▸ **Task requirements**: From the listing below, copy every line with the word "výslovnosti".

(Data records)
_____

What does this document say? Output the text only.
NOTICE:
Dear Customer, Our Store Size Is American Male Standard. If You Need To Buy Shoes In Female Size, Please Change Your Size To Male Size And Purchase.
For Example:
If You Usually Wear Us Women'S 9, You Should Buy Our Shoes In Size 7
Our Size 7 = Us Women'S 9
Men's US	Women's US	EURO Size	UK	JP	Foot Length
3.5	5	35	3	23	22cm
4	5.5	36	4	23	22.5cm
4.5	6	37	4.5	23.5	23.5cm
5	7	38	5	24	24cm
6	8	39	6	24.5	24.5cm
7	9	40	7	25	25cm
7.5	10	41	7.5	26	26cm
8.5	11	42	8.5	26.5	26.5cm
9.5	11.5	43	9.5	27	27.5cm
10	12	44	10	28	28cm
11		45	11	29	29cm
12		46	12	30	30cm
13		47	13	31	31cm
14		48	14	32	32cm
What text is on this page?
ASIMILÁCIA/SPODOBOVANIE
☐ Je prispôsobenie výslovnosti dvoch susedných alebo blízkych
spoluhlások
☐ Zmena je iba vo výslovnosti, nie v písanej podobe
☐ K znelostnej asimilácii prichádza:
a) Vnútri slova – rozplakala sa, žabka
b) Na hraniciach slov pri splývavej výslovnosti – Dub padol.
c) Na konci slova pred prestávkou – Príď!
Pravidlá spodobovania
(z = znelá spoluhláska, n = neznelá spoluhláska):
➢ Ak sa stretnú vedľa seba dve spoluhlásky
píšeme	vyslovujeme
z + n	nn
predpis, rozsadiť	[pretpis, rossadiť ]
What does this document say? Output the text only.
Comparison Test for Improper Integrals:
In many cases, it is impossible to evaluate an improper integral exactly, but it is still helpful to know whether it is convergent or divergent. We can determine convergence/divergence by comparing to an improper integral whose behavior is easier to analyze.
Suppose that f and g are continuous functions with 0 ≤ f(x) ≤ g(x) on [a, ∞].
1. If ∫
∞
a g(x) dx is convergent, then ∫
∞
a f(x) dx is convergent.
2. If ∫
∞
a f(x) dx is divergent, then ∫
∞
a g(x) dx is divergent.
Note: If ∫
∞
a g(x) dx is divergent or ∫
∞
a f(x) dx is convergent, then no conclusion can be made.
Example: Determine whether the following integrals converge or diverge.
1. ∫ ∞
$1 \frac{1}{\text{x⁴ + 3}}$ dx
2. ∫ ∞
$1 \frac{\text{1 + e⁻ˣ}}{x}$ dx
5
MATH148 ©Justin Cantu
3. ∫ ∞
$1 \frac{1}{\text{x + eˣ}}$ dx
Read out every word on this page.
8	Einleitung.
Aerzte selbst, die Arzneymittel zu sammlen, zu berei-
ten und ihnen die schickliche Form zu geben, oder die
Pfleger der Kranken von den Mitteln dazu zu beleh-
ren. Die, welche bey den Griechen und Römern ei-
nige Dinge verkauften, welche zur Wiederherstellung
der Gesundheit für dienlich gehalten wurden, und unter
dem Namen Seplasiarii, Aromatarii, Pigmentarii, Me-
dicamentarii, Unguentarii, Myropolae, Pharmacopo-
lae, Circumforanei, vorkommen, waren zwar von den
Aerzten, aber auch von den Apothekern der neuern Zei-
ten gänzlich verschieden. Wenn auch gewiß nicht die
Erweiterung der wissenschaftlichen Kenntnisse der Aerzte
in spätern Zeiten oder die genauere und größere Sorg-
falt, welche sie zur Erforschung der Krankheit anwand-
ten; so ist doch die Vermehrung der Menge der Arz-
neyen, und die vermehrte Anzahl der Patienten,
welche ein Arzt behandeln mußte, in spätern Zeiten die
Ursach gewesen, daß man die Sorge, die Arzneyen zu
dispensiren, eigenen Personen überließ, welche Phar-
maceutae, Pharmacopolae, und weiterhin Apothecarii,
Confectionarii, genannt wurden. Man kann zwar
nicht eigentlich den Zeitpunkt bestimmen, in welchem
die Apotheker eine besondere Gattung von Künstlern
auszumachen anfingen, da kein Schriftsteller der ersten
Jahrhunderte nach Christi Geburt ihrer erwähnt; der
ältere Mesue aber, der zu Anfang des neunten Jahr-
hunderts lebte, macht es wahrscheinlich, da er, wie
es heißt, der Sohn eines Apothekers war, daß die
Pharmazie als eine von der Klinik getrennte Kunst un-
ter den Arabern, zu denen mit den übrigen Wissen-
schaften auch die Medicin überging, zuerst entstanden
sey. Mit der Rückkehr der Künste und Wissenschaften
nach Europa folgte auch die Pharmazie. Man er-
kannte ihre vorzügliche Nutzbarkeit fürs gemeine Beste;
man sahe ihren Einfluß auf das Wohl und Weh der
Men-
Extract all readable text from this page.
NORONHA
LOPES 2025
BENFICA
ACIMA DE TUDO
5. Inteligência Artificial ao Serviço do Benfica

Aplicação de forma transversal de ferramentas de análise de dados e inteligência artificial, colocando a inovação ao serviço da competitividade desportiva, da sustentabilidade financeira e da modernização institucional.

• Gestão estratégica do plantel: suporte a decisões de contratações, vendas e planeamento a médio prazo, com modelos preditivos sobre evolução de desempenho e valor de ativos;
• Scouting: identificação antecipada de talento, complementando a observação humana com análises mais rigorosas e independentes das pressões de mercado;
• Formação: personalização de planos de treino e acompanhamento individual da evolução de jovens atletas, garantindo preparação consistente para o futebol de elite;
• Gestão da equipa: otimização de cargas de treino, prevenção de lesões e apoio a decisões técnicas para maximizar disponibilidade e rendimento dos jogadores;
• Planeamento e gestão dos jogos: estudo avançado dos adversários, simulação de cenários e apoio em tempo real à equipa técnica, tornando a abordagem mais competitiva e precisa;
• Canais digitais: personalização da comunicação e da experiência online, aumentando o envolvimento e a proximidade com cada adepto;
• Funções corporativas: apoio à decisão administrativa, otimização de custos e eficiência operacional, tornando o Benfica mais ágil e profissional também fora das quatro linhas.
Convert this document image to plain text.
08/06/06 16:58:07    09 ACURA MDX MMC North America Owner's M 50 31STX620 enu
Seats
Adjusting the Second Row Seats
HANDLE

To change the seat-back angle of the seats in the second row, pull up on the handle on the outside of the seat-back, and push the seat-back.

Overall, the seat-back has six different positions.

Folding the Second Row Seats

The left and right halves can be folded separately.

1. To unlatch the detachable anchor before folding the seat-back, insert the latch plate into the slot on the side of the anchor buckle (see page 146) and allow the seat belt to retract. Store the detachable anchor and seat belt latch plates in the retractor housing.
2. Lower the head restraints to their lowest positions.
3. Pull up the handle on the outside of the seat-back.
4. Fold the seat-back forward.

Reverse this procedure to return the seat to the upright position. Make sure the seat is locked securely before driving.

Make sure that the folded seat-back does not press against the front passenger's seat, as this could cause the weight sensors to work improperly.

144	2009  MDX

_____

▸ **Result for this exercise**:
☐ Je prispôsobenie výslovnosti dvoch susedných alebo blízkych
☐ Zmena je iba vo výslovnosti, nie v písanej podobe
b) Na hraniciach slov pri splývavej výslovnosti – Dub padol.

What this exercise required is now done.